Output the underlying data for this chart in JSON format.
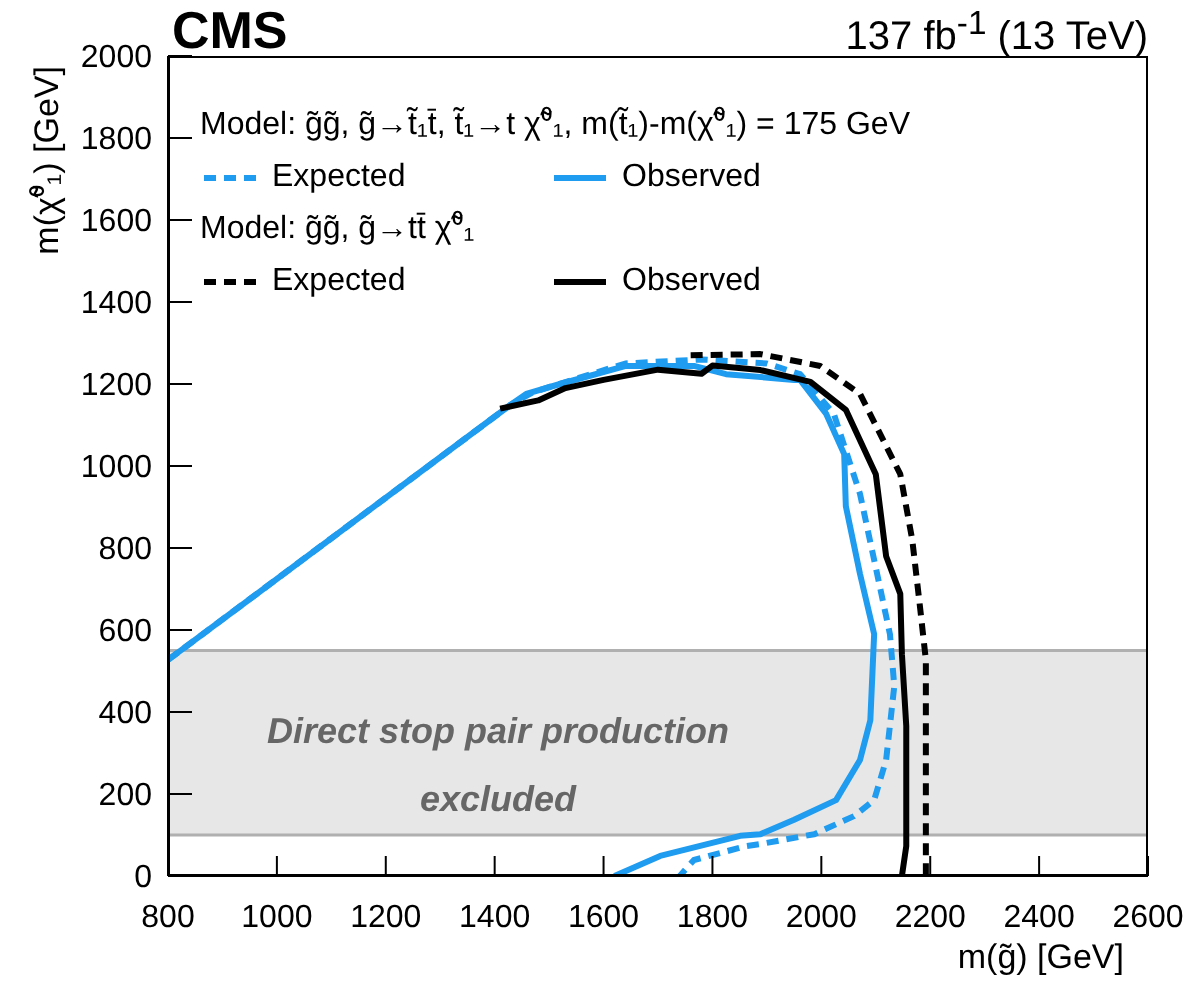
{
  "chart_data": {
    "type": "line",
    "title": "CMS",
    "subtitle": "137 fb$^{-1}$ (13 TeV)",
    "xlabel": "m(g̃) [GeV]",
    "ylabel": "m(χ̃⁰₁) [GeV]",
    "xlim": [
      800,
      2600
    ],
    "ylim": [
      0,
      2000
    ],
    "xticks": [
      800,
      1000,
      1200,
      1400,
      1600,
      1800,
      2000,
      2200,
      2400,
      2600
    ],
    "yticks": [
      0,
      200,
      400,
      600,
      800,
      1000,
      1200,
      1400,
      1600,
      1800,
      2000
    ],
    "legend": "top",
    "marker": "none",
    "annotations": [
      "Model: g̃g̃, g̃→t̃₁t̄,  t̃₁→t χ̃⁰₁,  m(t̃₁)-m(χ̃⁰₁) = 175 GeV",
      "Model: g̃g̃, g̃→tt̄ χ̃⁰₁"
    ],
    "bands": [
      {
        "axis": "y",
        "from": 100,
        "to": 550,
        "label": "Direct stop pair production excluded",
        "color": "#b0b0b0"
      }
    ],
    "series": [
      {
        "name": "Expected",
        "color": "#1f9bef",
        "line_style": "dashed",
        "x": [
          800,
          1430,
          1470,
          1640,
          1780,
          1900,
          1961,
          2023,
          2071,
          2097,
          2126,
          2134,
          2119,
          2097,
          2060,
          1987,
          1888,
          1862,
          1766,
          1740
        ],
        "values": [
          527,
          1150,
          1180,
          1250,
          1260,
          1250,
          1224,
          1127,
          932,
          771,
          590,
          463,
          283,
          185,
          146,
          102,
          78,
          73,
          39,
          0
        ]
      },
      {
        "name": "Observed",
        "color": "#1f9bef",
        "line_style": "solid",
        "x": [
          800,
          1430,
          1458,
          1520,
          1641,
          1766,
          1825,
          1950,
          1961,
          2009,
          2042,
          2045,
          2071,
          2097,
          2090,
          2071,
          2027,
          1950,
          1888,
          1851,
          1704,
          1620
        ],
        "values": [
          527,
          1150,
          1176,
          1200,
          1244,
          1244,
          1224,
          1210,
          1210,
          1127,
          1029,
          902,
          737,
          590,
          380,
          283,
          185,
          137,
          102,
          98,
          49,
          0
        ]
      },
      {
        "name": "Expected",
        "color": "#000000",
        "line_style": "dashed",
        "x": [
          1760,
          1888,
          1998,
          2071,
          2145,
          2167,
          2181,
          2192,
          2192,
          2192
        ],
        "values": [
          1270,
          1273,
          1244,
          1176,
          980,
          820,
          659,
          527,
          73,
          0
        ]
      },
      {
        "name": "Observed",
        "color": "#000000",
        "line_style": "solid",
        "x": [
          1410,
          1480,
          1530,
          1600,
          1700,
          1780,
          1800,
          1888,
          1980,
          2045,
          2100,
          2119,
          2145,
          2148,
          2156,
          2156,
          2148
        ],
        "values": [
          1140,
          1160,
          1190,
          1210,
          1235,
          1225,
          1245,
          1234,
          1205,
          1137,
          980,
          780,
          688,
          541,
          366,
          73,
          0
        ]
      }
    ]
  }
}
+ + + +
## Short problem
Select all lines with the word "Model" from the entries above.

## Correct response
      "Model: g̃g̃, g̃→t̃₁t̄,  t̃₁→t χ̃⁰₁,  m(t̃₁)-m(χ̃⁰₁) = 175 GeV",
      "Model: g̃g̃, g̃→tt̄ χ̃⁰₁"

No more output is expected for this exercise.